Your task> Collect every line in the records below that contains the word "metabolic".

** Provided data follows **

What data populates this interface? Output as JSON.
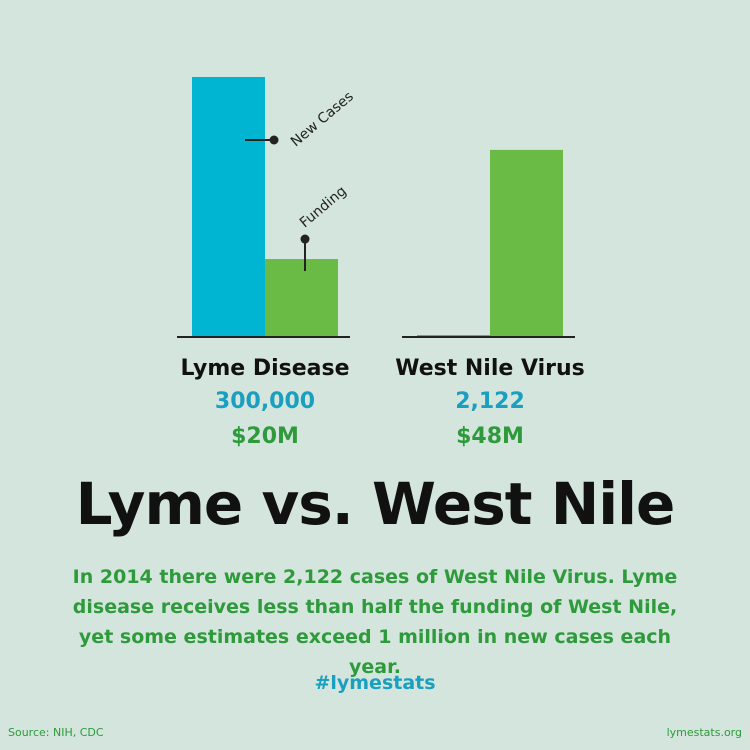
{
  "chart_data": {
    "type": "bar",
    "title": "Lyme vs. West Nile",
    "subtitle": "In 2014 there were 2,122 cases of West Nile Virus. Lyme disease receives less than half the funding of West Nile, yet some estimates exceed 1 million in new cases each year.",
    "hashtag": "#lymestats",
    "source": "Source: NIH, CDC",
    "website": "lymestats.org",
    "categories": [
      "Lyme Disease",
      "West Nile Virus"
    ],
    "series": [
      {
        "name": "New Cases",
        "color": "#00b5d1",
        "label_color": "#1a9fc0",
        "values": [
          300000,
          2122
        ],
        "value_labels": [
          "300,000",
          "2,122"
        ]
      },
      {
        "name": "Funding",
        "color": "#6abb45",
        "label_color": "#2e9a3b",
        "axis": "y2",
        "values": [
          20000000,
          48000000
        ],
        "value_labels": [
          "$20M",
          "$48M"
        ]
      }
    ],
    "ylim": [
      0,
      300000
    ],
    "y2lim": [
      0,
      66700000
    ]
  }
}
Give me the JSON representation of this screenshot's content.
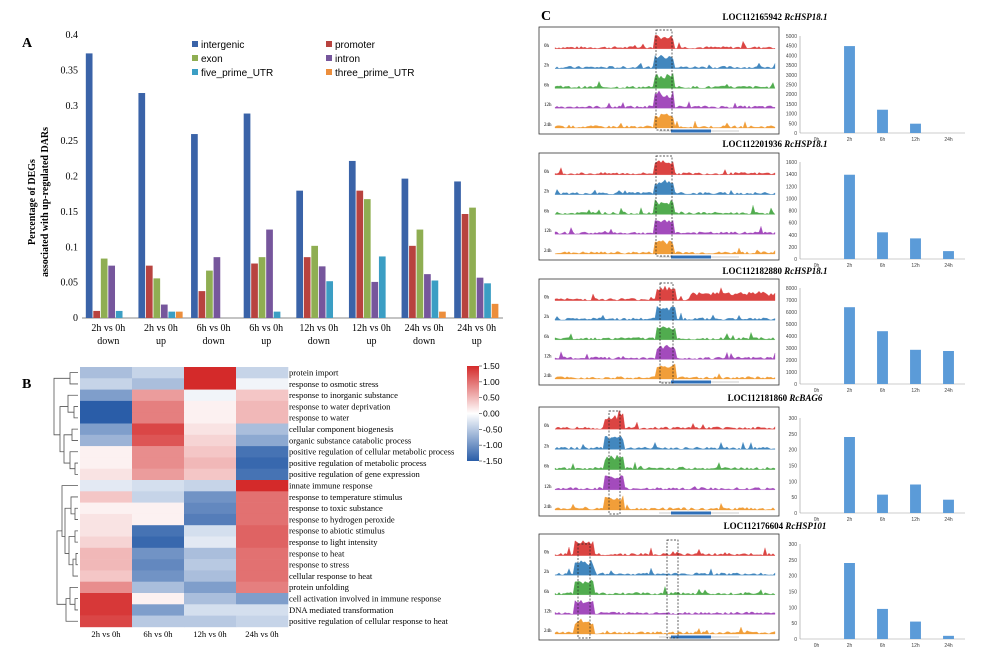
{
  "chart_data": [
    {
      "panel": "A",
      "type": "bar",
      "ylabel_line1": "Percentage of DEGs",
      "ylabel_line2": "associated with up-regulated DARs",
      "ylim": [
        0,
        0.4
      ],
      "yticks": [
        "0",
        "0.05",
        "0.1",
        "0.15",
        "0.2",
        "0.25",
        "0.3",
        "0.35",
        "0.4"
      ],
      "categories": [
        {
          "line1": "2h vs 0h",
          "line2": "down"
        },
        {
          "line1": "2h vs 0h",
          "line2": "up"
        },
        {
          "line1": "6h vs 0h",
          "line2": "down"
        },
        {
          "line1": "6h vs 0h",
          "line2": "up"
        },
        {
          "line1": "12h vs 0h",
          "line2": "down"
        },
        {
          "line1": "12h vs 0h",
          "line2": "up"
        },
        {
          "line1": "24h vs 0h",
          "line2": "down"
        },
        {
          "line1": "24h vs 0h",
          "line2": "up"
        }
      ],
      "series": [
        {
          "name": "intergenic",
          "color": "#3a63a8",
          "values": [
            0.374,
            0.318,
            0.26,
            0.289,
            0.18,
            0.222,
            0.197,
            0.193
          ]
        },
        {
          "name": "promoter",
          "color": "#b8433f",
          "values": [
            0.01,
            0.074,
            0.038,
            0.077,
            0.086,
            0.18,
            0.102,
            0.147
          ]
        },
        {
          "name": "exon",
          "color": "#8fae52",
          "values": [
            0.084,
            0.056,
            0.067,
            0.086,
            0.102,
            0.168,
            0.125,
            0.156
          ]
        },
        {
          "name": "intron",
          "color": "#76569c",
          "values": [
            0.074,
            0.019,
            0.086,
            0.125,
            0.073,
            0.051,
            0.062,
            0.057
          ]
        },
        {
          "name": "five_prime_UTR",
          "color": "#3b9ec4",
          "values": [
            0.01,
            0.009,
            0.0,
            0.009,
            0.052,
            0.087,
            0.053,
            0.049
          ]
        },
        {
          "name": "three_prime_UTR",
          "color": "#ec8e3c",
          "values": [
            0.0,
            0.009,
            0.0,
            0.0,
            0.0,
            0.0,
            0.009,
            0.02
          ]
        }
      ]
    },
    {
      "panel": "B",
      "type": "heatmap",
      "columns": [
        "2h vs 0h",
        "6h vs 0h",
        "12h vs 0h",
        "24h vs 0h"
      ],
      "rows": [
        {
          "term": "protein import",
          "values": [
            -0.6,
            -0.4,
            1.5,
            -0.4
          ]
        },
        {
          "term": "response to osmotic stress",
          "values": [
            -0.4,
            -0.6,
            1.5,
            -0.1
          ]
        },
        {
          "term": "response to inorganic substance",
          "values": [
            -0.9,
            0.7,
            -0.1,
            0.4
          ]
        },
        {
          "term": "response to water deprivation",
          "values": [
            -1.5,
            0.9,
            0.1,
            0.5
          ]
        },
        {
          "term": "response to water",
          "values": [
            -1.5,
            0.9,
            0.1,
            0.5
          ]
        },
        {
          "term": "cellular component biogenesis",
          "values": [
            -0.9,
            1.3,
            0.2,
            -0.6
          ]
        },
        {
          "term": "organic substance catabolic process",
          "values": [
            -0.7,
            1.2,
            0.3,
            -0.8
          ]
        },
        {
          "term": "positive regulation of cellular metabolic process",
          "values": [
            0.1,
            0.8,
            0.4,
            -1.3
          ]
        },
        {
          "term": "positive regulation of metabolic process",
          "values": [
            0.1,
            0.8,
            0.5,
            -1.4
          ]
        },
        {
          "term": "positive regulation of gene expression",
          "values": [
            0.2,
            0.7,
            0.4,
            -1.3
          ]
        },
        {
          "term": "innate immune response",
          "values": [
            -0.2,
            -0.3,
            -0.4,
            1.5
          ]
        },
        {
          "term": "response to temperature stimulus",
          "values": [
            0.4,
            -0.4,
            -1.0,
            1.0
          ]
        },
        {
          "term": "response to toxic substance",
          "values": [
            0.1,
            0.1,
            -1.1,
            1.0
          ]
        },
        {
          "term": "response to hydrogen peroxide",
          "values": [
            0.2,
            0.1,
            -1.2,
            1.0
          ]
        },
        {
          "term": "response to abiotic stimulus",
          "values": [
            0.2,
            -1.3,
            -0.3,
            1.1
          ]
        },
        {
          "term": "response to light intensity",
          "values": [
            0.3,
            -1.4,
            -0.2,
            1.1
          ]
        },
        {
          "term": "response to heat",
          "values": [
            0.5,
            -1.0,
            -0.6,
            1.0
          ]
        },
        {
          "term": "response to stress",
          "values": [
            0.5,
            -1.1,
            -0.5,
            1.0
          ]
        },
        {
          "term": "cellular response to heat",
          "values": [
            0.4,
            -1.0,
            -0.6,
            1.0
          ]
        },
        {
          "term": "protein unfolding",
          "values": [
            0.8,
            -0.6,
            -0.9,
            0.9
          ]
        },
        {
          "term": "cell activation involved in immune response",
          "values": [
            1.4,
            0.1,
            -0.6,
            -0.9
          ]
        },
        {
          "term": "DNA mediated transformation",
          "values": [
            1.4,
            -0.9,
            -0.3,
            -0.3
          ]
        },
        {
          "term": "positive regulation of cellular response to heat",
          "values": [
            1.3,
            -0.5,
            -0.5,
            -0.4
          ]
        }
      ],
      "colorbar": {
        "ticks": [
          "1.50",
          "1.00",
          "0.50",
          "0.00",
          "-0.50",
          "-1.00",
          "-1.50"
        ],
        "low": "#2a5da8",
        "mid": "#ffffff",
        "high": "#d42a2a"
      }
    },
    {
      "panel": "C",
      "type": "bar",
      "genes": [
        {
          "id": "LOC112165942",
          "name": "RcHSP18.1",
          "track_labels": [
            "0h",
            "2h",
            "6h",
            "12h",
            "24h"
          ],
          "categories": [
            "0h",
            "2h",
            "6h",
            "12h",
            "24h"
          ],
          "values": [
            0,
            4480,
            1200,
            480,
            0
          ],
          "yticks": [
            "0",
            "500",
            "1000",
            "1500",
            "2000",
            "2500",
            "3000",
            "3500",
            "4000",
            "4500",
            "5000"
          ],
          "ylim": [
            0,
            5000
          ]
        },
        {
          "id": "LOC112201936",
          "name": "RcHSP18.1",
          "track_labels": [
            "0h",
            "2h",
            "6h",
            "12h",
            "24h"
          ],
          "categories": [
            "0h",
            "2h",
            "6h",
            "12h",
            "24h"
          ],
          "values": [
            0,
            1390,
            440,
            340,
            130
          ],
          "yticks": [
            "0",
            "200",
            "400",
            "600",
            "800",
            "1000",
            "1200",
            "1400",
            "1600"
          ],
          "ylim": [
            0,
            1600
          ]
        },
        {
          "id": "LOC112182880",
          "name": "RcHSP18.1",
          "track_labels": [
            "0h",
            "2h",
            "6h",
            "12h",
            "24h"
          ],
          "categories": [
            "0h",
            "2h",
            "6h",
            "12h",
            "24h"
          ],
          "values": [
            0,
            6400,
            4400,
            2850,
            2750
          ],
          "yticks": [
            "0",
            "1000",
            "2000",
            "3000",
            "4000",
            "5000",
            "6000",
            "7000",
            "8000"
          ],
          "ylim": [
            0,
            8000
          ]
        },
        {
          "id": "LOC112181860",
          "name": "RcBAG6",
          "track_labels": [
            "0h",
            "2h",
            "6h",
            "12h",
            "24h"
          ],
          "categories": [
            "0h",
            "2h",
            "6h",
            "12h",
            "24h"
          ],
          "values": [
            0,
            240,
            58,
            90,
            42
          ],
          "yticks": [
            "0",
            "50",
            "100",
            "150",
            "200",
            "250",
            "300"
          ],
          "ylim": [
            0,
            300
          ]
        },
        {
          "id": "LOC112176604",
          "name": "RcHSP101",
          "track_labels": [
            "0h",
            "2h",
            "6h",
            "12h",
            "24h"
          ],
          "categories": [
            "0h",
            "2h",
            "6h",
            "12h",
            "24h"
          ],
          "values": [
            0,
            240,
            95,
            55,
            10
          ],
          "yticks": [
            "0",
            "50",
            "100",
            "150",
            "200",
            "250",
            "300"
          ],
          "ylim": [
            0,
            300
          ]
        }
      ],
      "track_colors": [
        "#d8302e",
        "#2e7bb8",
        "#3fa43c",
        "#9a38b5",
        "#f09424"
      ],
      "bar_color": "#5b9bd8"
    }
  ],
  "labels": {
    "panel_a": "A",
    "panel_b": "B",
    "panel_c": "C"
  }
}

** End of Provided data **

Exercise output>
          "term": "positive regulation of cellular metabolic process",
          "term": "positive regulation of metabolic process",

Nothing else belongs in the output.